* **TASK DETAILS**
Retype each record shown below, leaving every character as it is.
***** INPUT
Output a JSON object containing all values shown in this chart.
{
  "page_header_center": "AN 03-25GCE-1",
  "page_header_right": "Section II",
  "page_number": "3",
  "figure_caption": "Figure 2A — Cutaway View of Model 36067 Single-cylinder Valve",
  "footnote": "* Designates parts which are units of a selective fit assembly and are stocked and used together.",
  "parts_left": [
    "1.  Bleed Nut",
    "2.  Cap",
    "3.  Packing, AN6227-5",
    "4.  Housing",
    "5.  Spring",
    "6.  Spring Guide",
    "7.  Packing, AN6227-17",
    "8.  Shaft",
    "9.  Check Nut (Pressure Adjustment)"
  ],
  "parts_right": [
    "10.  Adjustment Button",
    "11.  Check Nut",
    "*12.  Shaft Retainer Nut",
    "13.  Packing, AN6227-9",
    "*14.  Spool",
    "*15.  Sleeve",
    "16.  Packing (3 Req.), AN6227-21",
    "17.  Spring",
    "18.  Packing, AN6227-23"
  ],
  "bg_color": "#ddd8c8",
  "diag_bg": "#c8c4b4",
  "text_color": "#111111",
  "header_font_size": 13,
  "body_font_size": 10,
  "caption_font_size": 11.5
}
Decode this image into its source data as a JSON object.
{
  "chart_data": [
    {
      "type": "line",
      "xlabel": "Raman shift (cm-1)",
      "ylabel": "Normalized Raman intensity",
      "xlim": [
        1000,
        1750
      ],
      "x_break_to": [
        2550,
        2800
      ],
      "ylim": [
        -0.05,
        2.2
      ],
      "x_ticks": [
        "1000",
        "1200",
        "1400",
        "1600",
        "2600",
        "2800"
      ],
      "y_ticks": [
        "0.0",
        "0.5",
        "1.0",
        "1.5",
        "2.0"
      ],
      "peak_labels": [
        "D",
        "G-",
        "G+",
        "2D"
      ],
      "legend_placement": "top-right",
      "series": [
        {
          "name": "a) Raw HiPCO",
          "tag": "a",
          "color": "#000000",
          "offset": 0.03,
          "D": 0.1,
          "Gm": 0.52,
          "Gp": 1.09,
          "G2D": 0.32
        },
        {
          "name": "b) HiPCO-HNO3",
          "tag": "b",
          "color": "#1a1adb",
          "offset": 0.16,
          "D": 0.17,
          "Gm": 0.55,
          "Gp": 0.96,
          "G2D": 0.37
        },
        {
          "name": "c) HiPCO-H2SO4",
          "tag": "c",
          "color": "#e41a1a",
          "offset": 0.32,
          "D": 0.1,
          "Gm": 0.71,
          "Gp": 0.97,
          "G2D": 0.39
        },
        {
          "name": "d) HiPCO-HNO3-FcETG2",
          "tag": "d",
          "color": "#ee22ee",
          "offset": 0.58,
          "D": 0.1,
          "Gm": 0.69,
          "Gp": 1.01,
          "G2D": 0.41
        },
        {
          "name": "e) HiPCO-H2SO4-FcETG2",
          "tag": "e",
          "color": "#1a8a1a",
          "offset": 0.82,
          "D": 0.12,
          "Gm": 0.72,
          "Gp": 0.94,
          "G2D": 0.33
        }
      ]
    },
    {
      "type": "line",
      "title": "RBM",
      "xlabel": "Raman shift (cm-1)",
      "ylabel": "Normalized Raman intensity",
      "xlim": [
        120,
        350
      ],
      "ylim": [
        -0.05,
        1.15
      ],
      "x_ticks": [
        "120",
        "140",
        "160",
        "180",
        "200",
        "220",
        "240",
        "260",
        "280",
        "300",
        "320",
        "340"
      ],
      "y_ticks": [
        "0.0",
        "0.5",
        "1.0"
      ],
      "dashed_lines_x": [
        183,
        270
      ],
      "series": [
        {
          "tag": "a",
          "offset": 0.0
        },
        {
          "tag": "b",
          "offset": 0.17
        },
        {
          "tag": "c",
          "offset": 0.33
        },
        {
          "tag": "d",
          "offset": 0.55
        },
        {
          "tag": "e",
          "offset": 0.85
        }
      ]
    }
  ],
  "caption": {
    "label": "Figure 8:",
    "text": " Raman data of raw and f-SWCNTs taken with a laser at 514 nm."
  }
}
**********
* **RESULT**
Output a JSON object containing all values shown in this chart.
{
  "page_header_center": "AN 03-25GCE-1",
  "page_header_right": "Section II",
  "page_number": "3",
  "figure_caption": "Figure 2A — Cutaway View of Model 36067 Single-cylinder Valve",
  "footnote": "* Designates parts which are units of a selective fit assembly and are stocked and used together.",
  "parts_left": [
    "1.  Bleed Nut",
    "2.  Cap",
    "3.  Packing, AN6227-5",
    "4.  Housing",
    "5.  Spring",
    "6.  Spring Guide",
    "7.  Packing, AN6227-17",
    "8.  Shaft",
    "9.  Check Nut (Pressure Adjustment)"
  ],
  "parts_right": [
    "10.  Adjustment Button",
    "11.  Check Nut",
    "*12.  Shaft Retainer Nut",
    "13.  Packing, AN6227-9",
    "*14.  Spool",
    "*15.  Sleeve",
    "16.  Packing (3 Req.), AN6227-21",
    "17.  Spring",
    "18.  Packing, AN6227-23"
  ],
  "bg_color": "#ddd8c8",
  "diag_bg": "#c8c4b4",
  "text_color": "#111111",
  "header_font_size": 13,
  "body_font_size": 10,
  "caption_font_size": 11.5
}
Decode this image into its source data as a JSON object.
{
  "chart_data": [
    {
      "type": "line",
      "xlabel": "Raman shift (cm-1)",
      "ylabel": "Normalized Raman intensity",
      "xlim": [
        1000,
        1750
      ],
      "x_break_to": [
        2550,
        2800
      ],
      "ylim": [
        -0.05,
        2.2
      ],
      "x_ticks": [
        "1000",
        "1200",
        "1400",
        "1600",
        "2600",
        "2800"
      ],
      "y_ticks": [
        "0.0",
        "0.5",
        "1.0",
        "1.5",
        "2.0"
      ],
      "peak_labels": [
        "D",
        "G-",
        "G+",
        "2D"
      ],
      "legend_placement": "top-right",
      "series": [
        {
          "name": "a) Raw HiPCO",
          "tag": "a",
          "color": "#000000",
          "offset": 0.03,
          "D": 0.1,
          "Gm": 0.52,
          "Gp": 1.09,
          "G2D": 0.32
        },
        {
          "name": "b) HiPCO-HNO3",
          "tag": "b",
          "color": "#1a1adb",
          "offset": 0.16,
          "D": 0.17,
          "Gm": 0.55,
          "Gp": 0.96,
          "G2D": 0.37
        },
        {
          "name": "c) HiPCO-H2SO4",
          "tag": "c",
          "color": "#e41a1a",
          "offset": 0.32,
          "D": 0.1,
          "Gm": 0.71,
          "Gp": 0.97,
          "G2D": 0.39
        },
        {
          "name": "d) HiPCO-HNO3-FcETG2",
          "tag": "d",
          "color": "#ee22ee",
          "offset": 0.58,
          "D": 0.1,
          "Gm": 0.69,
          "Gp": 1.01,
          "G2D": 0.41
        },
        {
          "name": "e) HiPCO-H2SO4-FcETG2",
          "tag": "e",
          "color": "#1a8a1a",
          "offset": 0.82,
          "D": 0.12,
          "Gm": 0.72,
          "Gp": 0.94,
          "G2D": 0.33
        }
      ]
    },
    {
      "type": "line",
      "title": "RBM",
      "xlabel": "Raman shift (cm-1)",
      "ylabel": "Normalized Raman intensity",
      "xlim": [
        120,
        350
      ],
      "ylim": [
        -0.05,
        1.15
      ],
      "x_ticks": [
        "120",
        "140",
        "160",
        "180",
        "200",
        "220",
        "240",
        "260",
        "280",
        "300",
        "320",
        "340"
      ],
      "y_ticks": [
        "0.0",
        "0.5",
        "1.0"
      ],
      "dashed_lines_x": [
        183,
        270
      ],
      "series": [
        {
          "tag": "a",
          "offset": 0.0
        },
        {
          "tag": "b",
          "offset": 0.17
        },
        {
          "tag": "c",
          "offset": 0.33
        },
        {
          "tag": "d",
          "offset": 0.55
        },
        {
          "tag": "e",
          "offset": 0.85
        }
      ]
    }
  ],
  "caption": {
    "label": "Figure 8:",
    "text": " Raman data of raw and f-SWCNTs taken with a laser at 514 nm."
  }
}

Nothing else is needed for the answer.